LISTED ENTRIES below:

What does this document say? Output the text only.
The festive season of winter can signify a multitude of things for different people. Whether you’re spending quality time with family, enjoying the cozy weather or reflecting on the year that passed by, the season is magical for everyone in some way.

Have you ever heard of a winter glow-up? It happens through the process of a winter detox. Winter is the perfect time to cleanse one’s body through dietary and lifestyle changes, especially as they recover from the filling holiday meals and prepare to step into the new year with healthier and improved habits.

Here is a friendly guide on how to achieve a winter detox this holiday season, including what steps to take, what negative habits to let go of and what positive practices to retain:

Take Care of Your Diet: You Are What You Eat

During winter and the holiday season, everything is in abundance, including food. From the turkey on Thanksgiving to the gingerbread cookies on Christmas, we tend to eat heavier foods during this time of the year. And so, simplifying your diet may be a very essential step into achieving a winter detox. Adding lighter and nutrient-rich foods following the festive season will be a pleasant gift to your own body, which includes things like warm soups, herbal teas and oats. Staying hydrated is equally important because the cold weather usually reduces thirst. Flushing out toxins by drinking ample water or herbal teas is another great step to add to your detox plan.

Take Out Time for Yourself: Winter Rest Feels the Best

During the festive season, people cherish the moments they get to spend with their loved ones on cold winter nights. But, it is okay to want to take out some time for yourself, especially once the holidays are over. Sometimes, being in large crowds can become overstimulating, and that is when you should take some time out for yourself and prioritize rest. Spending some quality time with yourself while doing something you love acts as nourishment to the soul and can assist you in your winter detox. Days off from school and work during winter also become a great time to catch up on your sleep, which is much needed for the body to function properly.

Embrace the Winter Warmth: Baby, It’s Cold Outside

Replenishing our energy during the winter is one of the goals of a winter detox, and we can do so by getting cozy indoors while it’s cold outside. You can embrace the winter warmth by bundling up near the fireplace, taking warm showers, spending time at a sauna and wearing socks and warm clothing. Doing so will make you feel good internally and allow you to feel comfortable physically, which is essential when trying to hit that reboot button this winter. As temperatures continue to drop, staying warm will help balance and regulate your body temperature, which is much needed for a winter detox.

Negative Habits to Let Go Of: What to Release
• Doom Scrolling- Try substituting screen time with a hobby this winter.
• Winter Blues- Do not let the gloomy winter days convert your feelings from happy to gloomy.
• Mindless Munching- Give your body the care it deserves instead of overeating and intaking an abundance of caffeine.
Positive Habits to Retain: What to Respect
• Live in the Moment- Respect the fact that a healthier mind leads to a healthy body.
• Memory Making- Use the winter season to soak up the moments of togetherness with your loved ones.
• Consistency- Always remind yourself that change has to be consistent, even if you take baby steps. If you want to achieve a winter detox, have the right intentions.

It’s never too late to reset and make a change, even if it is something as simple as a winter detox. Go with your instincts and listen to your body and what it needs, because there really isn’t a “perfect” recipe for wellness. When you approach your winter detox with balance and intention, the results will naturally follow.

End of LISTED ENTRIES.

* WHAT YOU SHOULD DO:
Give the number of lines in the entries above that contain the string "Respect", and nothing more.

* ANSWER TO THIS EXERCISE:
2